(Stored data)
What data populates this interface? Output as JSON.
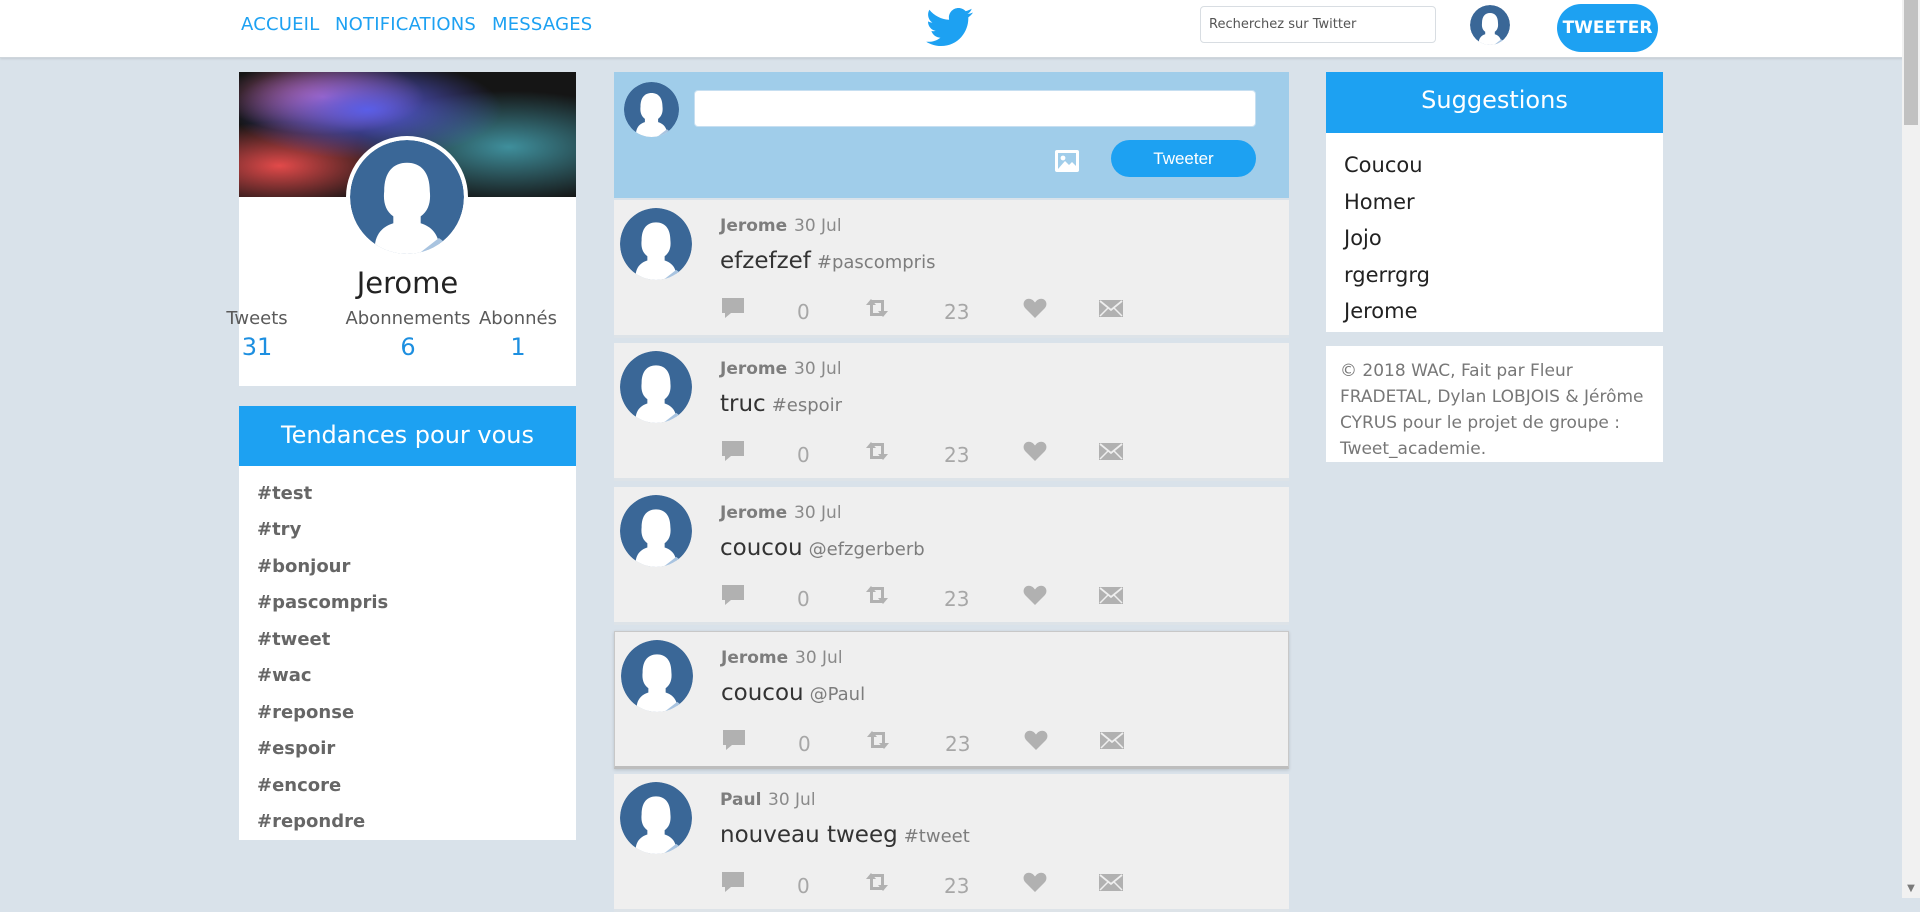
{
  "nav": {
    "home": "ACCUEIL",
    "notifications": "NOTIFICATIONS",
    "messages": "MESSAGES",
    "search_placeholder": "Recherchez sur Twitter",
    "tweet_button": "TWEETER"
  },
  "profile": {
    "name": "Jerome",
    "stats": [
      {
        "label": "Tweets",
        "value": "31"
      },
      {
        "label": "Abonnements",
        "value": "6"
      },
      {
        "label": "Abonnés",
        "value": "1"
      }
    ]
  },
  "trends": {
    "title": "Tendances pour vous",
    "items": [
      "#test",
      "#try",
      "#bonjour",
      "#pascompris",
      "#tweet",
      "#wac",
      "#reponse",
      "#espoir",
      "#encore",
      "#repondre"
    ]
  },
  "compose": {
    "button": "Tweeter"
  },
  "tweets": [
    {
      "author": "Jerome",
      "date": "30 Jul",
      "text": "efzefzef",
      "tag": "#pascompris",
      "replies": "0",
      "retweets": "23"
    },
    {
      "author": "Jerome",
      "date": "30 Jul",
      "text": "truc",
      "tag": "#espoir",
      "replies": "0",
      "retweets": "23"
    },
    {
      "author": "Jerome",
      "date": "30 Jul",
      "text": "coucou",
      "tag": "@efzgerberb",
      "replies": "0",
      "retweets": "23"
    },
    {
      "author": "Jerome",
      "date": "30 Jul",
      "text": "coucou",
      "tag": "@Paul",
      "replies": "0",
      "retweets": "23"
    },
    {
      "author": "Paul",
      "date": "30 Jul",
      "text": "nouveau tweeg",
      "tag": "#tweet",
      "replies": "0",
      "retweets": "23"
    }
  ],
  "suggestions": {
    "title": "Suggestions",
    "items": [
      "Coucou",
      "Homer",
      "Jojo",
      "rgerrgrg",
      "Jerome"
    ]
  },
  "footer": {
    "text": "© 2018 WAC, Fait par Fleur FRADETAL, Dylan LOBJOIS & Jérôme CYRUS pour le projet de groupe : Tweet_academie."
  },
  "colors": {
    "accent": "#1da1f2",
    "compose_bg": "#a0cdea",
    "page_bg": "#d9e2ea",
    "tweet_bg": "#efefef",
    "avatar_blue": "#3a6797"
  }
}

- _TASK TO CARRY OUT_:
Reproduce the data word for word, excluding its pictures.

- _SOLUTION_:
What data populates this interface? Output as JSON.
{
  "nav": {
    "home": "ACCUEIL",
    "notifications": "NOTIFICATIONS",
    "messages": "MESSAGES",
    "search_placeholder": "Recherchez sur Twitter",
    "tweet_button": "TWEETER"
  },
  "profile": {
    "name": "Jerome",
    "stats": [
      {
        "label": "Tweets",
        "value": "31"
      },
      {
        "label": "Abonnements",
        "value": "6"
      },
      {
        "label": "Abonnés",
        "value": "1"
      }
    ]
  },
  "trends": {
    "title": "Tendances pour vous",
    "items": [
      "#test",
      "#try",
      "#bonjour",
      "#pascompris",
      "#tweet",
      "#wac",
      "#reponse",
      "#espoir",
      "#encore",
      "#repondre"
    ]
  },
  "compose": {
    "button": "Tweeter"
  },
  "tweets": [
    {
      "author": "Jerome",
      "date": "30 Jul",
      "text": "efzefzef",
      "tag": "#pascompris",
      "replies": "0",
      "retweets": "23"
    },
    {
      "author": "Jerome",
      "date": "30 Jul",
      "text": "truc",
      "tag": "#espoir",
      "replies": "0",
      "retweets": "23"
    },
    {
      "author": "Jerome",
      "date": "30 Jul",
      "text": "coucou",
      "tag": "@efzgerberb",
      "replies": "0",
      "retweets": "23"
    },
    {
      "author": "Jerome",
      "date": "30 Jul",
      "text": "coucou",
      "tag": "@Paul",
      "replies": "0",
      "retweets": "23"
    },
    {
      "author": "Paul",
      "date": "30 Jul",
      "text": "nouveau tweeg",
      "tag": "#tweet",
      "replies": "0",
      "retweets": "23"
    }
  ],
  "suggestions": {
    "title": "Suggestions",
    "items": [
      "Coucou",
      "Homer",
      "Jojo",
      "rgerrgrg",
      "Jerome"
    ]
  },
  "footer": {
    "text": "© 2018 WAC, Fait par Fleur FRADETAL, Dylan LOBJOIS & Jérôme CYRUS pour le projet de groupe : Tweet_academie."
  },
  "colors": {
    "accent": "#1da1f2",
    "compose_bg": "#a0cdea",
    "page_bg": "#d9e2ea",
    "tweet_bg": "#efefef",
    "avatar_blue": "#3a6797"
  }
}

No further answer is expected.